Scan the listing below for the word "Shift" and state how many lines hold it. Write nothing but the number.
* Start RECORDED DATA *
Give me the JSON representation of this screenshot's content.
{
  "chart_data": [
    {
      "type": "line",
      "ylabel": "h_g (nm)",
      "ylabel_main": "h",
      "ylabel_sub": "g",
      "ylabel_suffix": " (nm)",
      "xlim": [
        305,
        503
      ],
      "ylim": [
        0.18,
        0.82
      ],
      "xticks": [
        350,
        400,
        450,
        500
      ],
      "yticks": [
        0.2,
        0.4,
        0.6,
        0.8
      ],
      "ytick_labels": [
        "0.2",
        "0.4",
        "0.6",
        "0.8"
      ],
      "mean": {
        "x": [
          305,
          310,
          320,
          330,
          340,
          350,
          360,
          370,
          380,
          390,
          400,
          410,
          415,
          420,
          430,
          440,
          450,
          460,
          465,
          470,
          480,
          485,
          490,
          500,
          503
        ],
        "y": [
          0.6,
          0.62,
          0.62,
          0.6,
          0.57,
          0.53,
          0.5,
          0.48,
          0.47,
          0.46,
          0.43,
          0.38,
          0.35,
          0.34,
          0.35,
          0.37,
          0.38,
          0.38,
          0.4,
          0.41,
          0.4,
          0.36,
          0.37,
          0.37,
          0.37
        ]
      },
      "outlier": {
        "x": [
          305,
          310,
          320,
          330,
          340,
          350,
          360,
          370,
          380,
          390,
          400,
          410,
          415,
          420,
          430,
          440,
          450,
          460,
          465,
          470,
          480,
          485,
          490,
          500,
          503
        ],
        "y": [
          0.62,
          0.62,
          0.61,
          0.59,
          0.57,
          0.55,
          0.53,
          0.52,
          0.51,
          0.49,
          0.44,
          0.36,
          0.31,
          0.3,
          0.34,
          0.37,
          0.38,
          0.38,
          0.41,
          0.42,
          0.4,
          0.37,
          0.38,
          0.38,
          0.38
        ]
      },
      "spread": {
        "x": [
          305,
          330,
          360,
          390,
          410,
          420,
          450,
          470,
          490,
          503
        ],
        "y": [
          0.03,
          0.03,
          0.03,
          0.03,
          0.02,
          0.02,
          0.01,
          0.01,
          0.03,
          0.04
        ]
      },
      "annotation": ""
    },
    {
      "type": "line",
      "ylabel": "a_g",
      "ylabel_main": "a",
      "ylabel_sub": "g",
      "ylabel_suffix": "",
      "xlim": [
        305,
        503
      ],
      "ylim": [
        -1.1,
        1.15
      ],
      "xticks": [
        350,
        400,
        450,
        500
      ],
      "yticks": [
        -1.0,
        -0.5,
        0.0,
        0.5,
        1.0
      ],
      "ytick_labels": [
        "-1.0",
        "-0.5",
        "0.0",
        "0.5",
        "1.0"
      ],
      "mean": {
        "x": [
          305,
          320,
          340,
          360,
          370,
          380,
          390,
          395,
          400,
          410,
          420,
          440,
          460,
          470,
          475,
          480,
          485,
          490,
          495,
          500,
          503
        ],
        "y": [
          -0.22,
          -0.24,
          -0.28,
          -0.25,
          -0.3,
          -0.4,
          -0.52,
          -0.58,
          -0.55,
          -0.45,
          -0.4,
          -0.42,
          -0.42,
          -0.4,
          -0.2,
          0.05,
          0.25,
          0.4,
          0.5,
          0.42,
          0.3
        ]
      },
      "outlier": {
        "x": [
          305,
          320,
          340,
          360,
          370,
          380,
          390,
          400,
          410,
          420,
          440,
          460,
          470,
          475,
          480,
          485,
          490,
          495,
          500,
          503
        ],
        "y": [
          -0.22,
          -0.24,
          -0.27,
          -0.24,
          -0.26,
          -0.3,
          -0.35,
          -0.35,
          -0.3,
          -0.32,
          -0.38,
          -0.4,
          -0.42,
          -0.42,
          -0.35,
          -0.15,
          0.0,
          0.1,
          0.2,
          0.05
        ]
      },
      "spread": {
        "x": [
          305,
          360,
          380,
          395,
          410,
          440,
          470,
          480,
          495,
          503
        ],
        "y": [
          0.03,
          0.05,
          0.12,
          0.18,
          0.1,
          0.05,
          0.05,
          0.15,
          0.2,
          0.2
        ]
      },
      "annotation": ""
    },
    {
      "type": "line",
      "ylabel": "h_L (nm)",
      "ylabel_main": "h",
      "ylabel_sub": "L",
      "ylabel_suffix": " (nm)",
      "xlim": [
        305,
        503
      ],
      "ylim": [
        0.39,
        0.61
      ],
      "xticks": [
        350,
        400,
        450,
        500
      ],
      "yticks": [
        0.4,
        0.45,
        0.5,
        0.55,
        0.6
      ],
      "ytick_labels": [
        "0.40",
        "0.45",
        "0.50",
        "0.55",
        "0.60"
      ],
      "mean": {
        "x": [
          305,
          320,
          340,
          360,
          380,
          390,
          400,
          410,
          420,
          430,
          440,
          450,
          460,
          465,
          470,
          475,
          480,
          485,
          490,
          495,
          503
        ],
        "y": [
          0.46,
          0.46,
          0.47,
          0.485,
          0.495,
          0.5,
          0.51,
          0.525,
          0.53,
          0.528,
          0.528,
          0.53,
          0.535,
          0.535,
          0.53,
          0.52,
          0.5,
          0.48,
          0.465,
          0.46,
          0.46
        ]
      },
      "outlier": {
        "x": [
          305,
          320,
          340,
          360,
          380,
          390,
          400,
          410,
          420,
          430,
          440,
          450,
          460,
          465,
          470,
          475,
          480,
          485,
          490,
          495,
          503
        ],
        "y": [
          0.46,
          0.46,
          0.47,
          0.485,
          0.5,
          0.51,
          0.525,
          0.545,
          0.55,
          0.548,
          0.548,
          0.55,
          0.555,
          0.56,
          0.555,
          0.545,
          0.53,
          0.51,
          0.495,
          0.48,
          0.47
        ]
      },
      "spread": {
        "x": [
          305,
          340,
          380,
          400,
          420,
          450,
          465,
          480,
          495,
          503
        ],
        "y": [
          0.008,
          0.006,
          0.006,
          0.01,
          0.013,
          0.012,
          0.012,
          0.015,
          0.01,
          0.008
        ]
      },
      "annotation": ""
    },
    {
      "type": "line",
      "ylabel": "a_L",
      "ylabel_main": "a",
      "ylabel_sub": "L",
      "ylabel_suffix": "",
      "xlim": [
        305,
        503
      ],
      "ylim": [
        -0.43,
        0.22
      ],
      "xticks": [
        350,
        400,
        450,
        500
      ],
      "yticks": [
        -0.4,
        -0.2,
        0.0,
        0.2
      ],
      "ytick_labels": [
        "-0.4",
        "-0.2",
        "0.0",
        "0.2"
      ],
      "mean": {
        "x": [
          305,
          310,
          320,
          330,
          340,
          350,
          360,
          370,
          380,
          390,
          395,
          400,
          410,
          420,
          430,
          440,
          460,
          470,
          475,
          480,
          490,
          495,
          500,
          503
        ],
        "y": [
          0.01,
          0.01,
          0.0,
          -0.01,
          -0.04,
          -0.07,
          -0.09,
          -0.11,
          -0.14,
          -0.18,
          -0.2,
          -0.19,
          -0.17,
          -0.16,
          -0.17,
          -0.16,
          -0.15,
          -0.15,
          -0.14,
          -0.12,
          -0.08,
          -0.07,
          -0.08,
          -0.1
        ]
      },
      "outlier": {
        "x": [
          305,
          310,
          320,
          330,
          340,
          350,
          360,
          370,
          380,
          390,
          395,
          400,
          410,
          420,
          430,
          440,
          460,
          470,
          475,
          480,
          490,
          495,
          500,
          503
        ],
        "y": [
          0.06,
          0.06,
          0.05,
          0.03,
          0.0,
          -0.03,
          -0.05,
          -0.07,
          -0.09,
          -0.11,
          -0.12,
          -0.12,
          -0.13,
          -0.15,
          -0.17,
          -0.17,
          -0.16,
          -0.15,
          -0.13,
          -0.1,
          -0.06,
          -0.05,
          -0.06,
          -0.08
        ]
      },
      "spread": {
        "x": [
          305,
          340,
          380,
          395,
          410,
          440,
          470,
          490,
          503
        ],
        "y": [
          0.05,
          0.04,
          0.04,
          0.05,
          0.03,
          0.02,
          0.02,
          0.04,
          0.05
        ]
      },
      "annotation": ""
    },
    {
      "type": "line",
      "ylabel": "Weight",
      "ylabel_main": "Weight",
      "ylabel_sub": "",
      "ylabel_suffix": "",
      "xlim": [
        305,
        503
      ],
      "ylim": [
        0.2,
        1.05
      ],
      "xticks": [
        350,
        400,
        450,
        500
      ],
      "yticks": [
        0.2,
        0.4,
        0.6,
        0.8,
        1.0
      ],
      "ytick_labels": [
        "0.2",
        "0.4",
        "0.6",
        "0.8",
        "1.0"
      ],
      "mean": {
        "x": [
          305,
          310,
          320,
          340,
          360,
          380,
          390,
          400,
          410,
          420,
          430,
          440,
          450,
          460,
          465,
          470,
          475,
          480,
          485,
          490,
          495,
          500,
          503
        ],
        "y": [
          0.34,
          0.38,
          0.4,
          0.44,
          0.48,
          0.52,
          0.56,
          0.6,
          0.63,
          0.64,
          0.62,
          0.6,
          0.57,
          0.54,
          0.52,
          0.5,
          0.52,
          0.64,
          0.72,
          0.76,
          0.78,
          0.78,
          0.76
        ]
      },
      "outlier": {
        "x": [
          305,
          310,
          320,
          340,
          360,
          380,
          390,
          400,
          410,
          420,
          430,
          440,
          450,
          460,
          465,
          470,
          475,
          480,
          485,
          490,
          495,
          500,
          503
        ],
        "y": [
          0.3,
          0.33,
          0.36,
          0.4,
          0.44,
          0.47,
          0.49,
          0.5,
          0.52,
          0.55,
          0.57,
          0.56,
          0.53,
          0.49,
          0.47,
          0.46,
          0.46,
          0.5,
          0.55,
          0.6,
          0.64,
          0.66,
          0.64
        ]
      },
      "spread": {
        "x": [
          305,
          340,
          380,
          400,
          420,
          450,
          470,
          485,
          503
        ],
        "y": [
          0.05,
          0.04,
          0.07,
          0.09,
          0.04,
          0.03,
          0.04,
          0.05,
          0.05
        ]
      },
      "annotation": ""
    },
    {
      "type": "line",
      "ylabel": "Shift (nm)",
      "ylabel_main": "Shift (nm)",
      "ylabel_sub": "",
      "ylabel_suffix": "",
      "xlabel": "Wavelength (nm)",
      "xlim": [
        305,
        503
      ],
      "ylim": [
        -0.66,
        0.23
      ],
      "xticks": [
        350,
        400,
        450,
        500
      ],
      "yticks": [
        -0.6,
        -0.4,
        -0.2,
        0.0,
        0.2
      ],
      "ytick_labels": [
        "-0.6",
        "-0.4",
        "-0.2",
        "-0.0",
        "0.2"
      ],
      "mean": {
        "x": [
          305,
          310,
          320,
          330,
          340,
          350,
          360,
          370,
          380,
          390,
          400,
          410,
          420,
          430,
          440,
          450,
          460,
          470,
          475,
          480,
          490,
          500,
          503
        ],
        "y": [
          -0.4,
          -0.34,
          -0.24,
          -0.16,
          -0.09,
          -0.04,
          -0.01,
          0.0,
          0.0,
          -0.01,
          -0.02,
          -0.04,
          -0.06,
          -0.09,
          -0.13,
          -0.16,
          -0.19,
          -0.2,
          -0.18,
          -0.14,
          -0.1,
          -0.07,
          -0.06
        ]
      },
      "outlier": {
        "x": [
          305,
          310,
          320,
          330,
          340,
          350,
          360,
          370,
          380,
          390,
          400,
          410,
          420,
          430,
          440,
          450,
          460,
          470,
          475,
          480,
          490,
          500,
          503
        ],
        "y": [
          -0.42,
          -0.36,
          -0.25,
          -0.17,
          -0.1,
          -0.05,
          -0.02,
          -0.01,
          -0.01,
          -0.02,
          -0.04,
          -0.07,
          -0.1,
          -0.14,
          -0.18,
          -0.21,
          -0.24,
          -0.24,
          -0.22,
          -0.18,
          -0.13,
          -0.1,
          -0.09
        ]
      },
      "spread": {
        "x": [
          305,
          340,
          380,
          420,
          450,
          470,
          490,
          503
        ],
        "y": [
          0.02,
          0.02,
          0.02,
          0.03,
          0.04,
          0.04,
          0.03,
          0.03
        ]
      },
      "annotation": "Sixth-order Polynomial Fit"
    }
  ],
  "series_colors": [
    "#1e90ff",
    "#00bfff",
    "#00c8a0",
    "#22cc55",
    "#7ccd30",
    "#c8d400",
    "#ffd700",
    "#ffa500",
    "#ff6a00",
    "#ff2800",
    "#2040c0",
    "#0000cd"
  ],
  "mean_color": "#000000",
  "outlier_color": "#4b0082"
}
* End RECORDED DATA *
THE ANSWER: 2